* _DIRECTION_
Look at the entries below and reproduce them exactly.

* start DATA TO USE *

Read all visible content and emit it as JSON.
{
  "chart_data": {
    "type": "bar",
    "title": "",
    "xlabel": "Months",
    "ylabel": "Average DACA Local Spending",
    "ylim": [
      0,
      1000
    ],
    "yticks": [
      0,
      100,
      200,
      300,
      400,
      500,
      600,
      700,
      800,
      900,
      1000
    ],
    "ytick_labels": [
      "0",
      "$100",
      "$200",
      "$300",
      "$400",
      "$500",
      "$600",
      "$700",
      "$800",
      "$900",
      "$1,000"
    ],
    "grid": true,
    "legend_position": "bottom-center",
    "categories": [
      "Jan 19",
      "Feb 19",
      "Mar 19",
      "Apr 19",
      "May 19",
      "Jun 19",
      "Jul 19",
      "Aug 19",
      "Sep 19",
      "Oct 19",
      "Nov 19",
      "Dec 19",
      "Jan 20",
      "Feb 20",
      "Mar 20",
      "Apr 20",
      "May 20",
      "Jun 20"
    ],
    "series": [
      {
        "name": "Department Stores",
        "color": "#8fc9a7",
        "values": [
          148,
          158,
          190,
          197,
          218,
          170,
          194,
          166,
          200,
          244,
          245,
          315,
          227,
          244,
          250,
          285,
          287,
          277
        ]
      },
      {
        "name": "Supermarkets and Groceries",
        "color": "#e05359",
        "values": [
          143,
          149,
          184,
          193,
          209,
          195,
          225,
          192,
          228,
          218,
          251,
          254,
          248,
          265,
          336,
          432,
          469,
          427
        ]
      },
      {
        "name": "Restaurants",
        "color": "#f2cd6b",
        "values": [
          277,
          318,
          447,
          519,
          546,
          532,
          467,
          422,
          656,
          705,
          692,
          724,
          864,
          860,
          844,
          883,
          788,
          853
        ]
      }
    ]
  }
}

* end DATA TO USE *

* _SOLVED EXERCISE_
Read all visible content and emit it as JSON.
{
  "chart_data": {
    "type": "bar",
    "title": "",
    "xlabel": "Months",
    "ylabel": "Average DACA Local Spending",
    "ylim": [
      0,
      1000
    ],
    "yticks": [
      0,
      100,
      200,
      300,
      400,
      500,
      600,
      700,
      800,
      900,
      1000
    ],
    "ytick_labels": [
      "0",
      "$100",
      "$200",
      "$300",
      "$400",
      "$500",
      "$600",
      "$700",
      "$800",
      "$900",
      "$1,000"
    ],
    "grid": true,
    "legend_position": "bottom-center",
    "categories": [
      "Jan 19",
      "Feb 19",
      "Mar 19",
      "Apr 19",
      "May 19",
      "Jun 19",
      "Jul 19",
      "Aug 19",
      "Sep 19",
      "Oct 19",
      "Nov 19",
      "Dec 19",
      "Jan 20",
      "Feb 20",
      "Mar 20",
      "Apr 20",
      "May 20",
      "Jun 20"
    ],
    "series": [
      {
        "name": "Department Stores",
        "color": "#8fc9a7",
        "values": [
          148,
          158,
          190,
          197,
          218,
          170,
          194,
          166,
          200,
          244,
          245,
          315,
          227,
          244,
          250,
          285,
          287,
          277
        ]
      },
      {
        "name": "Supermarkets and Groceries",
        "color": "#e05359",
        "values": [
          143,
          149,
          184,
          193,
          209,
          195,
          225,
          192,
          228,
          218,
          251,
          254,
          248,
          265,
          336,
          432,
          469,
          427
        ]
      },
      {
        "name": "Restaurants",
        "color": "#f2cd6b",
        "values": [
          277,
          318,
          447,
          519,
          546,
          532,
          467,
          422,
          656,
          705,
          692,
          724,
          864,
          860,
          844,
          883,
          788,
          853
        ]
      }
    ]
  }
}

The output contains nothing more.